§ Extrait fourni:
* * * * *

Article publié dans le n°1104 (01 mai 2014) de Quinzaines

Les péripéties et les moments les plus savoureux, les plus dramatiques ou les plus heureux de sa vie, Pierre Herbart (1903-1974) en avait lui-même extrait et transmué l’élixir dans des récits elliptiques et maîtrisés, séduisants par leur spontanéité un peu cynique : "La Ligne de force" (1958) ou les "Histoires confidentielles" (1970) rééditées aujourd’hui. On y respire une douleur, le goût de la vie, et un jugement politique sans défaut. Et une foncière résistance à l’envie de tout dire. Typiquement : « De la Chine, je ne dirai pas un mot. J’entends garder cette poire pour la soif. »
Pierre Herbart
Histoires confidentielles (Grasset (Cahiers rouges))
Jean-Luc Moreau
Pierre Herbart. L'orgueil du dépouillement (Grasset)
Les péripéties et les moments les plus savoureux, les plus dramatiques ou les plus heureux de sa vie, Pierre Herbart (1903-1974) en avait lui-même extrait et transmué l’élixir dans des récits elliptiques et maîtrisés, séduisants par leur spontanéité un peu cynique : "La Ligne de force" (1958) ou les "Histoires confidentielles" (1970) rééditées aujourd’hui. On y respire une douleur, le goût de la vie, et un jugement politique sans défaut. Et une foncière résistance à l’envie de tout dire. Typiquement : « De la Chine, je ne dirai pas un mot. J’entends garder cette poire pour la soif. »

La biographie d’Herbart menée à bien par Jean-Luc Moreau affronte bravement cet obstacle, à l’aide de recoupements, de témoignages, de lettres des protagonistes, et d’entretiens avec ceux qui l’ont connu. Elle est précieuse (malgré de petites négligences de relecture: Bernard Frank obstinément déformé en Franck), et permet dans de nombreux cas, pas toujours, d’éclairer des zones d’ombre, des points contestés. Commençons par certains des faits biographiques les plus saillants, ou les plus troublants.

* * * * *

§ Matériel:
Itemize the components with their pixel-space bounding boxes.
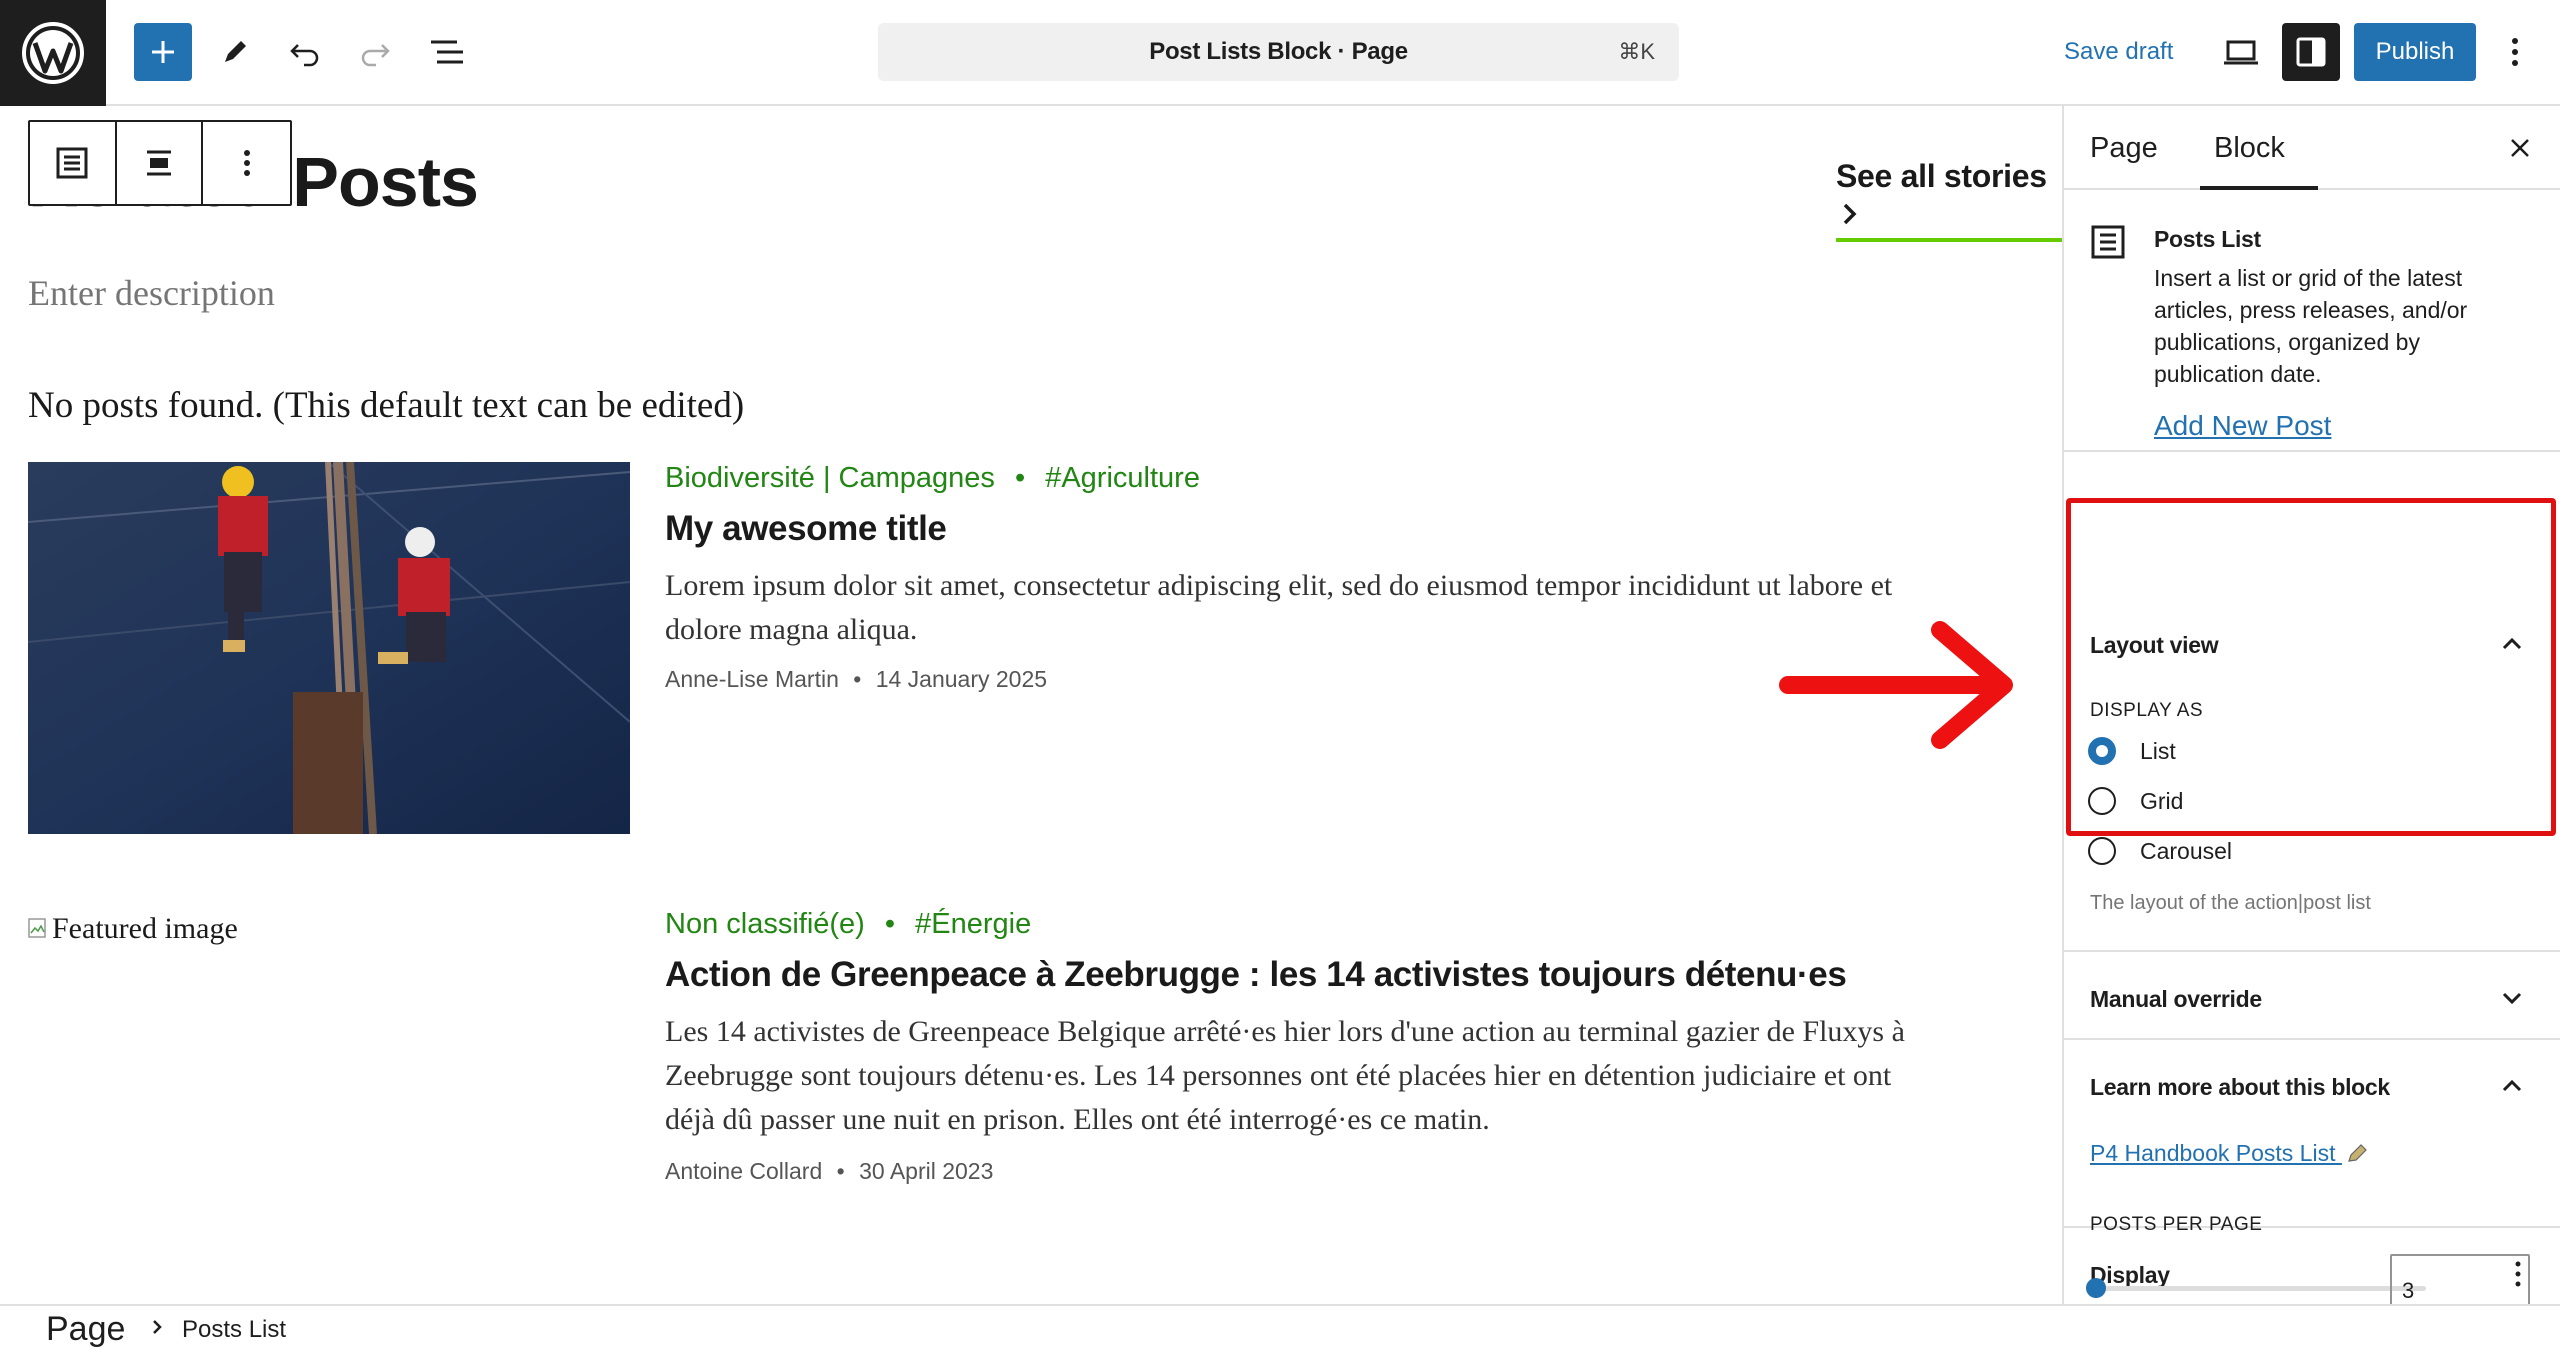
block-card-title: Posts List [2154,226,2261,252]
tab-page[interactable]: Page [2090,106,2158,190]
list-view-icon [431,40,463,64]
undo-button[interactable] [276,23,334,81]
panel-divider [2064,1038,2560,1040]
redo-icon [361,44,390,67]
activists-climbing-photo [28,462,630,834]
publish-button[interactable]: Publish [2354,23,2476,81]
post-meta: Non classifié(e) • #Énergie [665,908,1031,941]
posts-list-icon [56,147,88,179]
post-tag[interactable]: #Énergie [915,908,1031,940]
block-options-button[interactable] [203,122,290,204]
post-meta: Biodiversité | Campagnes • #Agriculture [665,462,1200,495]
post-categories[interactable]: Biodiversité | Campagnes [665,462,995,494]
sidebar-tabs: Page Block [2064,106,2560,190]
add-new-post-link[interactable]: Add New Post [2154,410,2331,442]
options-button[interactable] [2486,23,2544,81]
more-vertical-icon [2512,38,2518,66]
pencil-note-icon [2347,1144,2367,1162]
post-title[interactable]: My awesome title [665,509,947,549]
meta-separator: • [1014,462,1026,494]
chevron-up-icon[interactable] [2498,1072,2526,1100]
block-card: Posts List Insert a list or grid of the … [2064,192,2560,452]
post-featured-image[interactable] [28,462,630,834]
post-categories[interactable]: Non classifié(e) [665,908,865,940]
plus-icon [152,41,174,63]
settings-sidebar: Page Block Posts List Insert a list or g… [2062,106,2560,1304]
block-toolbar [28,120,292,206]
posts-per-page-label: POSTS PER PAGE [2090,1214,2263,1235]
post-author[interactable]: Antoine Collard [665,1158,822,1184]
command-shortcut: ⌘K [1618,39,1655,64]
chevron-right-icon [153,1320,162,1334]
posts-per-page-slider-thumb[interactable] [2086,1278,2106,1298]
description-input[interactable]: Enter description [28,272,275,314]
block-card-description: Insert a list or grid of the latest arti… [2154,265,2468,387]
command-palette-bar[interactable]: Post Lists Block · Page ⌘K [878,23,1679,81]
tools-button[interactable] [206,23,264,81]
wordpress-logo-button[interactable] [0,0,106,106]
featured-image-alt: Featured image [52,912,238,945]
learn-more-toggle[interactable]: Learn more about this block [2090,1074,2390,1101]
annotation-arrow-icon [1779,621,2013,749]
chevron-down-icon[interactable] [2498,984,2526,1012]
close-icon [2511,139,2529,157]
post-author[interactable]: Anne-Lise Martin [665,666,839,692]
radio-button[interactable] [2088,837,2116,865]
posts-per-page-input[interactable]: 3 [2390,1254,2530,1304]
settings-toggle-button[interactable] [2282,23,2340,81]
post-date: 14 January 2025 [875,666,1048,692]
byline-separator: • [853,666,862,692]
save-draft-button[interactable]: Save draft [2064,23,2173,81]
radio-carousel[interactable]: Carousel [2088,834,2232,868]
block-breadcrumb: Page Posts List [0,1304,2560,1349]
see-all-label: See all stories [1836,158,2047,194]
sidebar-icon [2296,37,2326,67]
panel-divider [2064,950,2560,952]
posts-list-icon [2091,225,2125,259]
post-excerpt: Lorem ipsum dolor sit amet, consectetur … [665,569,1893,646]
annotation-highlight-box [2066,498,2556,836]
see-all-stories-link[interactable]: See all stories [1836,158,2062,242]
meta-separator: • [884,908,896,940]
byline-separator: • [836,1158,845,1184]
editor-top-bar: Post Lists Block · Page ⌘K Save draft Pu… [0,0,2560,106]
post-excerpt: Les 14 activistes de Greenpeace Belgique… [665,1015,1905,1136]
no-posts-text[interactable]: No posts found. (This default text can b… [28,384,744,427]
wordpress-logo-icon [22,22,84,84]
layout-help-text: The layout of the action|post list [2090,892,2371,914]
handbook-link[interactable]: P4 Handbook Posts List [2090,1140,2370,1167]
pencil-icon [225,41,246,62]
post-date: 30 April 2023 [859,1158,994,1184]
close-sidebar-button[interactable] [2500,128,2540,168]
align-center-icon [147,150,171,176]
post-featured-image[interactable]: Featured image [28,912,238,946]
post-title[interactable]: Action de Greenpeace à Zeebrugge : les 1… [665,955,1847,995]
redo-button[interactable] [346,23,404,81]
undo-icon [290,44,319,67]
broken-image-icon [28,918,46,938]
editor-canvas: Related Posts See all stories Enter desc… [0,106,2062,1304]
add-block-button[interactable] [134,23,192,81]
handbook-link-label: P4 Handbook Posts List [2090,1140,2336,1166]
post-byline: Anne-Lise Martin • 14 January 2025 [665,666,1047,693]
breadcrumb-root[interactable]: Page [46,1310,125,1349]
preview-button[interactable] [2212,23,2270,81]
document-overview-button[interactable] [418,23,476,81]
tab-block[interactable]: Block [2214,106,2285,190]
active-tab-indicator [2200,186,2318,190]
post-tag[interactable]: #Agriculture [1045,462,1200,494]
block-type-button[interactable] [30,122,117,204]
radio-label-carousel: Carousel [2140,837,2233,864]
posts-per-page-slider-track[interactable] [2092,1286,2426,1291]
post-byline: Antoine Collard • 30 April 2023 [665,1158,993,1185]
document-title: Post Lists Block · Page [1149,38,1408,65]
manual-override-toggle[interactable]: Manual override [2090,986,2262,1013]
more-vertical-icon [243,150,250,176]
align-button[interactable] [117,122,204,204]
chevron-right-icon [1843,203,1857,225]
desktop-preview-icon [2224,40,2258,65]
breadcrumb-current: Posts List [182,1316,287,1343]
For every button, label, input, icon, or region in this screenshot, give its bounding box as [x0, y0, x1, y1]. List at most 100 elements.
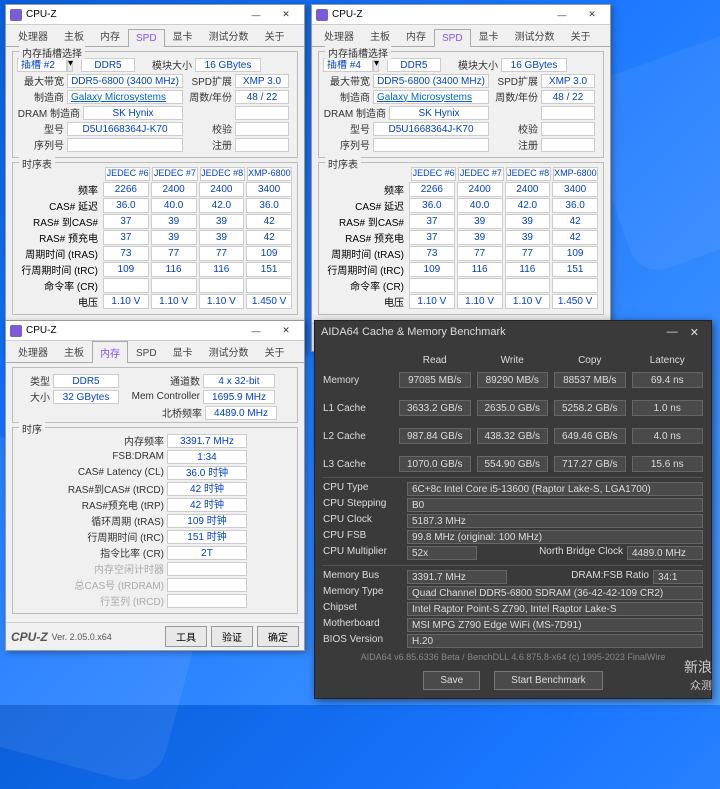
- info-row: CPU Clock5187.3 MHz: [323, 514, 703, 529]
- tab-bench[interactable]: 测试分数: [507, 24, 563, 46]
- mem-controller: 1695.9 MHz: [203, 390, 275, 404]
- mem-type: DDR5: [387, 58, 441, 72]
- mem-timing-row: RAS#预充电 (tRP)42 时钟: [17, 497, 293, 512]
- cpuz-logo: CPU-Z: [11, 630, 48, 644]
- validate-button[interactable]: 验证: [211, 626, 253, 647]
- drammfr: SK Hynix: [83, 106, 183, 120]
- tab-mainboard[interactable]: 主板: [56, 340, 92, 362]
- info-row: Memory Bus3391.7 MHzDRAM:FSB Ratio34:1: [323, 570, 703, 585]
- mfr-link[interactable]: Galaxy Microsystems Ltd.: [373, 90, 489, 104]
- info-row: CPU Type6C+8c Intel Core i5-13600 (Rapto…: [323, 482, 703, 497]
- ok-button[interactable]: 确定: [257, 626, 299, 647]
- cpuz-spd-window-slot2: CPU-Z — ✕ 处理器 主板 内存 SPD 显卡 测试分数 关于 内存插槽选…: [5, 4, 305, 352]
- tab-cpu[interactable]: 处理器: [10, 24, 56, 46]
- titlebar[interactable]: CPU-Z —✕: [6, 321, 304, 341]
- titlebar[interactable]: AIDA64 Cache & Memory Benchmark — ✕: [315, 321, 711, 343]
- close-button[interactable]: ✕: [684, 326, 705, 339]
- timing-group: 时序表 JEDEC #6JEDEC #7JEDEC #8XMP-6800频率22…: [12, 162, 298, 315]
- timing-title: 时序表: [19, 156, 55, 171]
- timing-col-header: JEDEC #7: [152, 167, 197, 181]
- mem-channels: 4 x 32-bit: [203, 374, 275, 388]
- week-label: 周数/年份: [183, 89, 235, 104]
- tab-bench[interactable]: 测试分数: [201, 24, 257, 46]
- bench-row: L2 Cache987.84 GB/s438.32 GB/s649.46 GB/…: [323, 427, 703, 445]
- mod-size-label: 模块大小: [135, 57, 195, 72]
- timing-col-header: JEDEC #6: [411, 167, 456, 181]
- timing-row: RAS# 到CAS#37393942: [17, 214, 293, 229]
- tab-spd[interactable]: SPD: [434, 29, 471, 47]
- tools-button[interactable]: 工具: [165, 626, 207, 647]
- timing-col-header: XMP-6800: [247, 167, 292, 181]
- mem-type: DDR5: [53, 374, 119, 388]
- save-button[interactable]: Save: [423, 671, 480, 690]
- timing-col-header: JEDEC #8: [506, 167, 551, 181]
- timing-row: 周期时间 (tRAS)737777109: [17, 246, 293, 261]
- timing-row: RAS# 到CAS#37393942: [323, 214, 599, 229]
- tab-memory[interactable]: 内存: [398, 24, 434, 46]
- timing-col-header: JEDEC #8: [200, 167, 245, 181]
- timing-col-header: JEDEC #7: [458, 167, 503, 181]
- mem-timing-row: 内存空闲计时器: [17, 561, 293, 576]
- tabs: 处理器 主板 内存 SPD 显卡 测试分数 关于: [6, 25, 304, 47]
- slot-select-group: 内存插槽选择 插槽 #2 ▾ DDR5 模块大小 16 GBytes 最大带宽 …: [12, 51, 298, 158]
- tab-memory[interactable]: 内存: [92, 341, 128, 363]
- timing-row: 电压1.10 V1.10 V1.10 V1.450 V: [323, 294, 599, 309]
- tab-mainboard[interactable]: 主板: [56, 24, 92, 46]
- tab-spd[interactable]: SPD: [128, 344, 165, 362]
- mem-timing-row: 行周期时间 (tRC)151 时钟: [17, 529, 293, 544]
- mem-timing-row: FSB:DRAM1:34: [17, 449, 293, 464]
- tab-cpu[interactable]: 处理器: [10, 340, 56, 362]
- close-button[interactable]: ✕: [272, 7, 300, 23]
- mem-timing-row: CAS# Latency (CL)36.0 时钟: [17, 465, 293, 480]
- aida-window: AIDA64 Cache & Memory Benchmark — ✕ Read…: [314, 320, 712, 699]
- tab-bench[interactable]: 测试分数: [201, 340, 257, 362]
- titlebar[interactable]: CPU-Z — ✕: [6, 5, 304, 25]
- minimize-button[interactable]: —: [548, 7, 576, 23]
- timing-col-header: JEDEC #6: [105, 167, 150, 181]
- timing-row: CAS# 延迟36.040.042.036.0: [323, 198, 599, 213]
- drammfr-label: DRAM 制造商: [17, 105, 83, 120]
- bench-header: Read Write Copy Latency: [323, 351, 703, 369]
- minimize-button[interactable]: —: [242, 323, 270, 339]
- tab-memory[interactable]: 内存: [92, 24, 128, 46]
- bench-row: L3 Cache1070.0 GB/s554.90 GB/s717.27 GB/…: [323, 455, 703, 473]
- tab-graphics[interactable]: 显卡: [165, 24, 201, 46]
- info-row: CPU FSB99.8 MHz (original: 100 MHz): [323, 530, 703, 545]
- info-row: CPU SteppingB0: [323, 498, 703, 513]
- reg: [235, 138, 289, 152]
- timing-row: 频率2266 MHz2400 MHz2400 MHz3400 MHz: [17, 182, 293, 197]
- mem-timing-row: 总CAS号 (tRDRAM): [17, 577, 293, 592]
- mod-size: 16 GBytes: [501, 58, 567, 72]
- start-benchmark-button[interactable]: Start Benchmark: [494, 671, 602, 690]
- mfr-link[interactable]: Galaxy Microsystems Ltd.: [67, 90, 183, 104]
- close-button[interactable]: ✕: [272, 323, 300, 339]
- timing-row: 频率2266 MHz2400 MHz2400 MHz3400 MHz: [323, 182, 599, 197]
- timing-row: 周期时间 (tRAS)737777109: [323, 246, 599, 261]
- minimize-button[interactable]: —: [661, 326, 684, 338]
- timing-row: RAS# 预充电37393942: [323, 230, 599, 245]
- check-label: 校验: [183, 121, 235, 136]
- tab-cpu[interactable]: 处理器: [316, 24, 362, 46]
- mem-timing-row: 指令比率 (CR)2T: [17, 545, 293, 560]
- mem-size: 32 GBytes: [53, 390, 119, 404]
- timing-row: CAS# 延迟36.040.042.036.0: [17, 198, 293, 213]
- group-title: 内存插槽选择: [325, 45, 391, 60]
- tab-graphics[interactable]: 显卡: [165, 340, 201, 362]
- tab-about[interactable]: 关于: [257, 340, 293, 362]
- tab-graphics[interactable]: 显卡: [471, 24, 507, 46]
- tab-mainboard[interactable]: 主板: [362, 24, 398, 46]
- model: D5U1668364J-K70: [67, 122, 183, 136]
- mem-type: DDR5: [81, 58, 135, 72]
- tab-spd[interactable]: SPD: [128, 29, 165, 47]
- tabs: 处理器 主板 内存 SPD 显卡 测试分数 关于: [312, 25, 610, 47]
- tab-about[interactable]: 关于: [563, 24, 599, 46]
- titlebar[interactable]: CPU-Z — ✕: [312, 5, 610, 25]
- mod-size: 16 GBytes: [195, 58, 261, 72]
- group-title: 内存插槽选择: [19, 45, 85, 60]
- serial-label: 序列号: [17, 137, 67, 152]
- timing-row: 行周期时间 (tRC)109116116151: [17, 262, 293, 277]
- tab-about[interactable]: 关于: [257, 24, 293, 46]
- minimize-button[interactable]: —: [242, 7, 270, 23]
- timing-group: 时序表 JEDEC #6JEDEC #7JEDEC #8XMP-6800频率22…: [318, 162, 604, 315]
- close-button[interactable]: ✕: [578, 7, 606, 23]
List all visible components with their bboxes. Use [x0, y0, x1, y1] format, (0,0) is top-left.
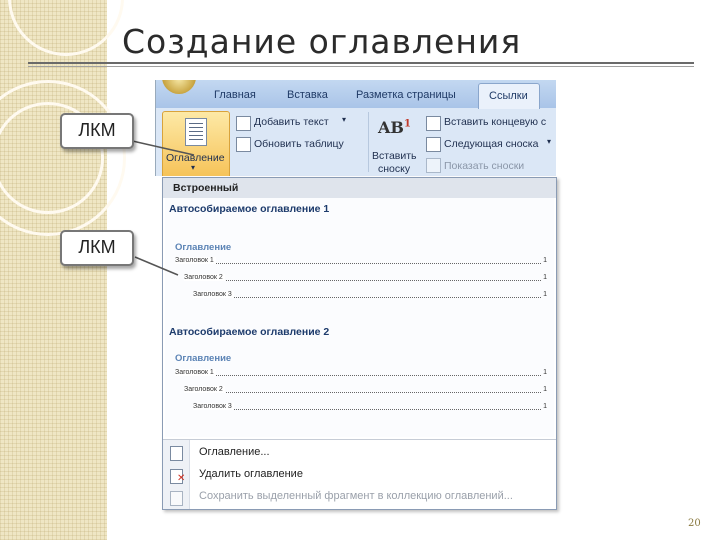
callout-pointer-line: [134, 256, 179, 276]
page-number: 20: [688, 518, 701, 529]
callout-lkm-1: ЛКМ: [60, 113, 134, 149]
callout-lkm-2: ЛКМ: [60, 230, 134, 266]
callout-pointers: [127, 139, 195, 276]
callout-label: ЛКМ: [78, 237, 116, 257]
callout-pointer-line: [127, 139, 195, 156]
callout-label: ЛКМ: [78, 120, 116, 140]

* * * * *

§ Travail à faire:
[1] D'après l'article sur Pierre Herbart, quel nom la biographie de Jean-Luc Moreau déforme-t-elle obstinément, et sous quelle forme ?
[2] Dans les entrées, recopiez s'il vous plaît à l'identique les lignes allant de celle qui contient « block-card-title: Posts List » jusqu'à celle qui contient « posts-per-page-label: POSTS PER », ces deux lignes comprises.

§ Réponses à l'exercice:
[1] Elle déforme obstinément le nom de Bernard Frank en « Franck ».

[2]
block-card-title: Posts List [2154,226,2261,252]
tab-page[interactable]: Page [2090,106,2158,190]
list-view-icon [431,40,463,64]
undo-button[interactable] [276,23,334,81]
panel-divider [2064,1038,2560,1040]
redo-icon [361,44,390,67]
activists-climbing-photo [28,462,630,834]
publish-button[interactable]: Publish [2354,23,2476,81]
post-meta: Non classifié(e) • #Énergie [665,908,1031,941]
posts-list-icon [56,147,88,179]
post-tag[interactable]: #Énergie [915,908,1031,940]
block-options-button[interactable] [203,122,290,204]
post-meta: Biodiversité | Campagnes • #Agriculture [665,462,1200,495]
post-categories[interactable]: Biodiversité | Campagnes [665,462,995,494]
sidebar-tabs: Page Block [2064,106,2560,190]
add-new-post-link[interactable]: Add New Post [2154,410,2331,442]
options-button[interactable] [2486,23,2544,81]
more-vertical-icon [2512,38,2518,66]
pencil-note-icon [2347,1144,2367,1162]
post-title[interactable]: My awesome title [665,509,947,549]
meta-separator: • [1014,462,1026,494]
chevron-up-icon[interactable] [2498,1072,2526,1100]
block-card: Posts List Insert a list or grid of the … [2064,192,2560,452]
post-featured-image[interactable] [28,462,630,834]
post-categories[interactable]: Non classifié(e) [665,908,865,940]
plus-icon [152,41,174,63]
settings-sidebar: Page Block Posts List Insert a list or g… [2062,106,2560,1304]
block-toolbar [28,120,292,206]
posts-per-page-label: POSTS PER PAGE [2090,1214,2263,1235]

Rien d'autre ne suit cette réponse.